GIVEN INSTRUCTION: Select lines where the word "title" appears.
● ● ● ● ●
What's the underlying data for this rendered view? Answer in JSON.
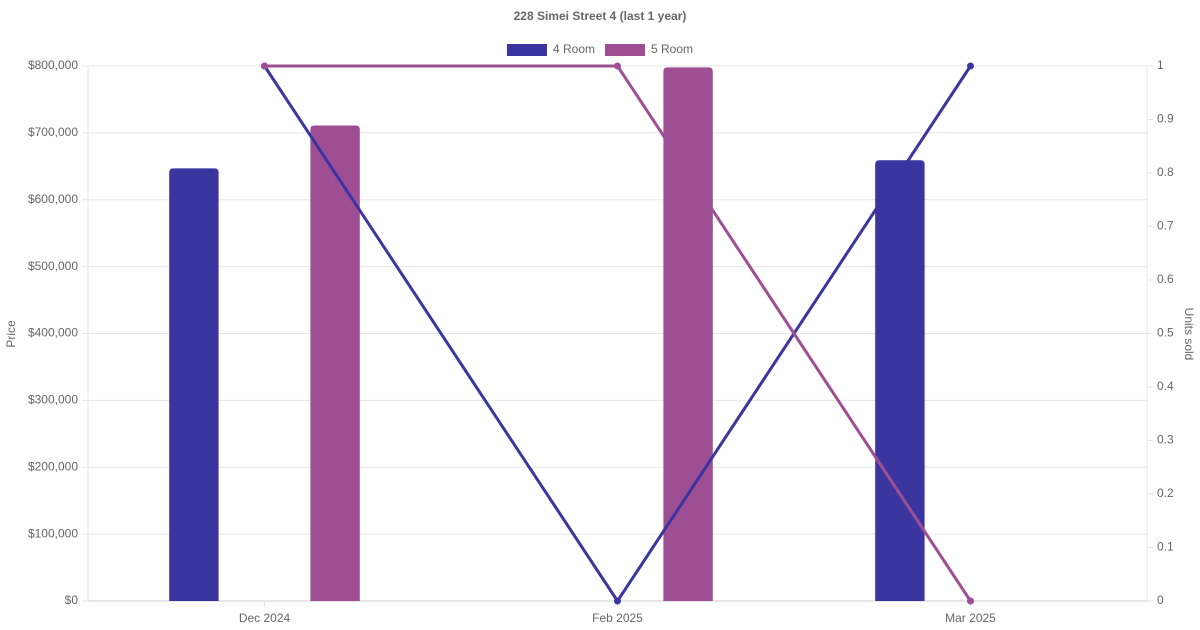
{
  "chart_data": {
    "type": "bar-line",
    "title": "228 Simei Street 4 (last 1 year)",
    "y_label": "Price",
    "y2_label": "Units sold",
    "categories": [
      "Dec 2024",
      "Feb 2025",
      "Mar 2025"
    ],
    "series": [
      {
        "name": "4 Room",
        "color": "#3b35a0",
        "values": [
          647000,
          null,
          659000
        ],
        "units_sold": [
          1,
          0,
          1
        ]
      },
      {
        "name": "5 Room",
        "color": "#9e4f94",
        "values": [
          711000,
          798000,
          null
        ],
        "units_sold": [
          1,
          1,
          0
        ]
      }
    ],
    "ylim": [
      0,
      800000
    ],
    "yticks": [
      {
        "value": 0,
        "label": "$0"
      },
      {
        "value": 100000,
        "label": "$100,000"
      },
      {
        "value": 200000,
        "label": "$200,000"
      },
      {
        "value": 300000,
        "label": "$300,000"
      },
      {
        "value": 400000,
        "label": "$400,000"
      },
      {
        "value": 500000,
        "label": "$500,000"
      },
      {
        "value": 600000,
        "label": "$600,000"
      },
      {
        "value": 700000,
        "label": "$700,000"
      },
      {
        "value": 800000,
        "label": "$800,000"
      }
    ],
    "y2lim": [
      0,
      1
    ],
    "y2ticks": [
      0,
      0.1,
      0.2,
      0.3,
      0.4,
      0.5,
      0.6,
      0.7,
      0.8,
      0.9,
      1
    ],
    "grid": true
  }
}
● ● ● ● ●
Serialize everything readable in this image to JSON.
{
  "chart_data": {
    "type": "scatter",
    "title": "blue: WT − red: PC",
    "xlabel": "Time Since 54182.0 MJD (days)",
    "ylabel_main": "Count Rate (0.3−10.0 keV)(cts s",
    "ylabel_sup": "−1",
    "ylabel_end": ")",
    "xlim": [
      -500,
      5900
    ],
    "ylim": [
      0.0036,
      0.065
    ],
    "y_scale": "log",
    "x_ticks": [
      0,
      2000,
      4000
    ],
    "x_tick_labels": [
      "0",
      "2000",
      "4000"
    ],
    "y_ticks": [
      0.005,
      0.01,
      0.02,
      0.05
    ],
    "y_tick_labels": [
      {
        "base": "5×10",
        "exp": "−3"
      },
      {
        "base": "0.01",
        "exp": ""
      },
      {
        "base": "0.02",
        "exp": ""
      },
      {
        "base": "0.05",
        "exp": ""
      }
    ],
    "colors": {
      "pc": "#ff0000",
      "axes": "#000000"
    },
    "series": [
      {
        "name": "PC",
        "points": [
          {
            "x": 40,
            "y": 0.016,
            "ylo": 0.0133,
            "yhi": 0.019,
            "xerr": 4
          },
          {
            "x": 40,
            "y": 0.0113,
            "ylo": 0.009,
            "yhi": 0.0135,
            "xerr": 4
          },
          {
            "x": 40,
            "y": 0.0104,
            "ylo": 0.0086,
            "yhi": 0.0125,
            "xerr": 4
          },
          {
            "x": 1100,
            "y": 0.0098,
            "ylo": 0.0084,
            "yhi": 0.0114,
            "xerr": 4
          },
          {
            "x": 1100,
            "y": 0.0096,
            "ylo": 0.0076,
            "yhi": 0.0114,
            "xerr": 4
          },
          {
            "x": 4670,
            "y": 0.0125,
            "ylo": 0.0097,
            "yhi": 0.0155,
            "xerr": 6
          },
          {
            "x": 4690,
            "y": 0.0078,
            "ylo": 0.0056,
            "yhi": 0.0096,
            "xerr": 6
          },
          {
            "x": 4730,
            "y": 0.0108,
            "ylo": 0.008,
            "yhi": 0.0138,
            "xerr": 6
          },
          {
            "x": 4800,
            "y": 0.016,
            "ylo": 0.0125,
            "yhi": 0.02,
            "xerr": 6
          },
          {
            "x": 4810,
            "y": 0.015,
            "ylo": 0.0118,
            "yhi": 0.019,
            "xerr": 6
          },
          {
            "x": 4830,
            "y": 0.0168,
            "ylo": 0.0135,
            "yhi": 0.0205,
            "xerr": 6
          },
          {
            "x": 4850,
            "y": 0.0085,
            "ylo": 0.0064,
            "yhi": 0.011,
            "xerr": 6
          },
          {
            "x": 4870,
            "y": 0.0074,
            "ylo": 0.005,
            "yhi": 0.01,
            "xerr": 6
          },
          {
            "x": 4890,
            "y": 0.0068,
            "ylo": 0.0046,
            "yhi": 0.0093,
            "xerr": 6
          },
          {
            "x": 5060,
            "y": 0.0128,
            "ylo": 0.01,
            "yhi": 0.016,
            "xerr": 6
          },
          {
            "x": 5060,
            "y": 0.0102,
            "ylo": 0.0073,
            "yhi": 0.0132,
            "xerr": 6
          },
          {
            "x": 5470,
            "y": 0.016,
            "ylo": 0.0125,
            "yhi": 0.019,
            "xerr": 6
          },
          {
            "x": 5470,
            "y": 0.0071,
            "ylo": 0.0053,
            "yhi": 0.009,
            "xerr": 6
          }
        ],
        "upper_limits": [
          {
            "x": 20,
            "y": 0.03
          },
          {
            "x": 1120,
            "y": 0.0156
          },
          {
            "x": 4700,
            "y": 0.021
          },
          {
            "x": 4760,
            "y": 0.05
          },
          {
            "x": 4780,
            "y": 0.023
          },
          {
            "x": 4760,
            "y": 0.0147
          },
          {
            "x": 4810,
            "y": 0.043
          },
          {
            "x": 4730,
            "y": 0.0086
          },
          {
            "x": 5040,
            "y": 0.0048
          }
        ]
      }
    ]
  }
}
● ● ● ● ●
EXERCISE SOLUTION:
    "title": "228 Simei Street 4 (last 1 year)",
    "title": "blue: WT − red: PC",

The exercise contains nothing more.